Rows from a figure dataset:
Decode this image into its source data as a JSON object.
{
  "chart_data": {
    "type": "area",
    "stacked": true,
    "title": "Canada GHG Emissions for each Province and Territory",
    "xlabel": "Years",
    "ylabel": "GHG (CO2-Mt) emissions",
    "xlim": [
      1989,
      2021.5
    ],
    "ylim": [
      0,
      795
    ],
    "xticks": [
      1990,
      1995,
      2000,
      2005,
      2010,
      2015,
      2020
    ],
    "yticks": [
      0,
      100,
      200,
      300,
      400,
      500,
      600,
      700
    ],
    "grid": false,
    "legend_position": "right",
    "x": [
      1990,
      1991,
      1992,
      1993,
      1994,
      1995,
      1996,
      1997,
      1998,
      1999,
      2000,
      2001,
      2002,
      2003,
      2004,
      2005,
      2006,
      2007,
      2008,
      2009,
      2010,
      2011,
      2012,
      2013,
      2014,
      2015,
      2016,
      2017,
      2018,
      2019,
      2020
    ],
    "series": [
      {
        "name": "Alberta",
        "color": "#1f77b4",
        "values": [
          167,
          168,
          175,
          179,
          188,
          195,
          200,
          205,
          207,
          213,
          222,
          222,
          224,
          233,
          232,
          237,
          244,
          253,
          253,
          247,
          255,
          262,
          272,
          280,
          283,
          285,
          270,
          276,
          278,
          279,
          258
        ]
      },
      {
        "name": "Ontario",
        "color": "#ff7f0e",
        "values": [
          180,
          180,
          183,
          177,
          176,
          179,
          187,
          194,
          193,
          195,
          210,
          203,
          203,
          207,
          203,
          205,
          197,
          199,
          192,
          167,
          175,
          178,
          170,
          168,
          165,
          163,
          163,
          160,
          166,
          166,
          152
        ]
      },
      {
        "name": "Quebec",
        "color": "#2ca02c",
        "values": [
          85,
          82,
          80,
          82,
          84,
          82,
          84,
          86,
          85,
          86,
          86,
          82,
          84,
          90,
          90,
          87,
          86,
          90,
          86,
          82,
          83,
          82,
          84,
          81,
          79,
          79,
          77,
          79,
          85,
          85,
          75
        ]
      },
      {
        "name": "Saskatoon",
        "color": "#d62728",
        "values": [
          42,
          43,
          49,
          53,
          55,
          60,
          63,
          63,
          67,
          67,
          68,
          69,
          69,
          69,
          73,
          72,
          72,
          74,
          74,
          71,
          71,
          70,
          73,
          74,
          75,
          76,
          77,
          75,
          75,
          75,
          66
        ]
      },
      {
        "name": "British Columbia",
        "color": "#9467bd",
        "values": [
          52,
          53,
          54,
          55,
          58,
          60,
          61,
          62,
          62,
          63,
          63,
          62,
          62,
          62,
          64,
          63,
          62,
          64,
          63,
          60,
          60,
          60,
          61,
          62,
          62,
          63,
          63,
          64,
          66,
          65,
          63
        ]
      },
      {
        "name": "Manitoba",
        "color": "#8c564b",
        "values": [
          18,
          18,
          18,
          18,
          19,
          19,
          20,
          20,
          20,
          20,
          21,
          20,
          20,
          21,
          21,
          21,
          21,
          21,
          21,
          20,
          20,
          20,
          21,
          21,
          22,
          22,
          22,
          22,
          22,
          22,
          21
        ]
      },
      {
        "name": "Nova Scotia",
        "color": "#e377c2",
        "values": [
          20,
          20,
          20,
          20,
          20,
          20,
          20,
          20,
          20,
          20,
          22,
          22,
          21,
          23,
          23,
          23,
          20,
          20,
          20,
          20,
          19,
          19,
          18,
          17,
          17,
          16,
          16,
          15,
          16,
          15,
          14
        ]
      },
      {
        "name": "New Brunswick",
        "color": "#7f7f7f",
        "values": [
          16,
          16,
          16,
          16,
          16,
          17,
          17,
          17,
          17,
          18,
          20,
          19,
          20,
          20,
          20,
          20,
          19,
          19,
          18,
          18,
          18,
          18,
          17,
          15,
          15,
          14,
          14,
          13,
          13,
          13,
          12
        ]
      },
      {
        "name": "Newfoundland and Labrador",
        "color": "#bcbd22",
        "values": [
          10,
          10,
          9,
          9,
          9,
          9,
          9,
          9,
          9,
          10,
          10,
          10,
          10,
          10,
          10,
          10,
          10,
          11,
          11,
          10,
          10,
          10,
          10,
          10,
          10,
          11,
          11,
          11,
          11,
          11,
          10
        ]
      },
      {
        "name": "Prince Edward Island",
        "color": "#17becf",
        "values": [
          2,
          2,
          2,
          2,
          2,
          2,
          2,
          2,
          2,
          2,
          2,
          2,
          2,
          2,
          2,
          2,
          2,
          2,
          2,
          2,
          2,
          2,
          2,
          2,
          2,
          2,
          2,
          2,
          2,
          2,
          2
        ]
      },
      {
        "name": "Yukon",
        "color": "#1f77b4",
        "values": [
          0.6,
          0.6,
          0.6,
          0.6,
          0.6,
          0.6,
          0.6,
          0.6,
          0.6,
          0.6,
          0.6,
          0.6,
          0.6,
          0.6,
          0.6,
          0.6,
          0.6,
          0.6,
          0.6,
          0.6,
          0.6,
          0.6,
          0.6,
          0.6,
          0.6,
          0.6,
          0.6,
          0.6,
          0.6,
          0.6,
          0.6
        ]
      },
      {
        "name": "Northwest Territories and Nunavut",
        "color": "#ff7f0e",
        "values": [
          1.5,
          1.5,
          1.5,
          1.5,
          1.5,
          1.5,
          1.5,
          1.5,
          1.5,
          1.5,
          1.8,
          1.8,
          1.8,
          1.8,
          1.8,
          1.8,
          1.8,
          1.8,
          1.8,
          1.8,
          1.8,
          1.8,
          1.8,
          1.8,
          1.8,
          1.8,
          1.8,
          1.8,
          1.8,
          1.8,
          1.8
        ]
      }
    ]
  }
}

- [SHORT PROBLEM]:
Give back all the records exactly as they stand.

- [CORRECT OUTPUT]:
Decode this image into its source data as a JSON object.
{
  "chart_data": {
    "type": "area",
    "stacked": true,
    "title": "Canada GHG Emissions for each Province and Territory",
    "xlabel": "Years",
    "ylabel": "GHG (CO2-Mt) emissions",
    "xlim": [
      1989,
      2021.5
    ],
    "ylim": [
      0,
      795
    ],
    "xticks": [
      1990,
      1995,
      2000,
      2005,
      2010,
      2015,
      2020
    ],
    "yticks": [
      0,
      100,
      200,
      300,
      400,
      500,
      600,
      700
    ],
    "grid": false,
    "legend_position": "right",
    "x": [
      1990,
      1991,
      1992,
      1993,
      1994,
      1995,
      1996,
      1997,
      1998,
      1999,
      2000,
      2001,
      2002,
      2003,
      2004,
      2005,
      2006,
      2007,
      2008,
      2009,
      2010,
      2011,
      2012,
      2013,
      2014,
      2015,
      2016,
      2017,
      2018,
      2019,
      2020
    ],
    "series": [
      {
        "name": "Alberta",
        "color": "#1f77b4",
        "values": [
          167,
          168,
          175,
          179,
          188,
          195,
          200,
          205,
          207,
          213,
          222,
          222,
          224,
          233,
          232,
          237,
          244,
          253,
          253,
          247,
          255,
          262,
          272,
          280,
          283,
          285,
          270,
          276,
          278,
          279,
          258
        ]
      },
      {
        "name": "Ontario",
        "color": "#ff7f0e",
        "values": [
          180,
          180,
          183,
          177,
          176,
          179,
          187,
          194,
          193,
          195,
          210,
          203,
          203,
          207,
          203,
          205,
          197,
          199,
          192,
          167,
          175,
          178,
          170,
          168,
          165,
          163,
          163,
          160,
          166,
          166,
          152
        ]
      },
      {
        "name": "Quebec",
        "color": "#2ca02c",
        "values": [
          85,
          82,
          80,
          82,
          84,
          82,
          84,
          86,
          85,
          86,
          86,
          82,
          84,
          90,
          90,
          87,
          86,
          90,
          86,
          82,
          83,
          82,
          84,
          81,
          79,
          79,
          77,
          79,
          85,
          85,
          75
        ]
      },
      {
        "name": "Saskatoon",
        "color": "#d62728",
        "values": [
          42,
          43,
          49,
          53,
          55,
          60,
          63,
          63,
          67,
          67,
          68,
          69,
          69,
          69,
          73,
          72,
          72,
          74,
          74,
          71,
          71,
          70,
          73,
          74,
          75,
          76,
          77,
          75,
          75,
          75,
          66
        ]
      },
      {
        "name": "British Columbia",
        "color": "#9467bd",
        "values": [
          52,
          53,
          54,
          55,
          58,
          60,
          61,
          62,
          62,
          63,
          63,
          62,
          62,
          62,
          64,
          63,
          62,
          64,
          63,
          60,
          60,
          60,
          61,
          62,
          62,
          63,
          63,
          64,
          66,
          65,
          63
        ]
      },
      {
        "name": "Manitoba",
        "color": "#8c564b",
        "values": [
          18,
          18,
          18,
          18,
          19,
          19,
          20,
          20,
          20,
          20,
          21,
          20,
          20,
          21,
          21,
          21,
          21,
          21,
          21,
          20,
          20,
          20,
          21,
          21,
          22,
          22,
          22,
          22,
          22,
          22,
          21
        ]
      },
      {
        "name": "Nova Scotia",
        "color": "#e377c2",
        "values": [
          20,
          20,
          20,
          20,
          20,
          20,
          20,
          20,
          20,
          20,
          22,
          22,
          21,
          23,
          23,
          23,
          20,
          20,
          20,
          20,
          19,
          19,
          18,
          17,
          17,
          16,
          16,
          15,
          16,
          15,
          14
        ]
      },
      {
        "name": "New Brunswick",
        "color": "#7f7f7f",
        "values": [
          16,
          16,
          16,
          16,
          16,
          17,
          17,
          17,
          17,
          18,
          20,
          19,
          20,
          20,
          20,
          20,
          19,
          19,
          18,
          18,
          18,
          18,
          17,
          15,
          15,
          14,
          14,
          13,
          13,
          13,
          12
        ]
      },
      {
        "name": "Newfoundland and Labrador",
        "color": "#bcbd22",
        "values": [
          10,
          10,
          9,
          9,
          9,
          9,
          9,
          9,
          9,
          10,
          10,
          10,
          10,
          10,
          10,
          10,
          10,
          11,
          11,
          10,
          10,
          10,
          10,
          10,
          10,
          11,
          11,
          11,
          11,
          11,
          10
        ]
      },
      {
        "name": "Prince Edward Island",
        "color": "#17becf",
        "values": [
          2,
          2,
          2,
          2,
          2,
          2,
          2,
          2,
          2,
          2,
          2,
          2,
          2,
          2,
          2,
          2,
          2,
          2,
          2,
          2,
          2,
          2,
          2,
          2,
          2,
          2,
          2,
          2,
          2,
          2,
          2
        ]
      },
      {
        "name": "Yukon",
        "color": "#1f77b4",
        "values": [
          0.6,
          0.6,
          0.6,
          0.6,
          0.6,
          0.6,
          0.6,
          0.6,
          0.6,
          0.6,
          0.6,
          0.6,
          0.6,
          0.6,
          0.6,
          0.6,
          0.6,
          0.6,
          0.6,
          0.6,
          0.6,
          0.6,
          0.6,
          0.6,
          0.6,
          0.6,
          0.6,
          0.6,
          0.6,
          0.6,
          0.6
        ]
      },
      {
        "name": "Northwest Territories and Nunavut",
        "color": "#ff7f0e",
        "values": [
          1.5,
          1.5,
          1.5,
          1.5,
          1.5,
          1.5,
          1.5,
          1.5,
          1.5,
          1.5,
          1.8,
          1.8,
          1.8,
          1.8,
          1.8,
          1.8,
          1.8,
          1.8,
          1.8,
          1.8,
          1.8,
          1.8,
          1.8,
          1.8,
          1.8,
          1.8,
          1.8,
          1.8,
          1.8,
          1.8,
          1.8
        ]
      }
    ]
  }
}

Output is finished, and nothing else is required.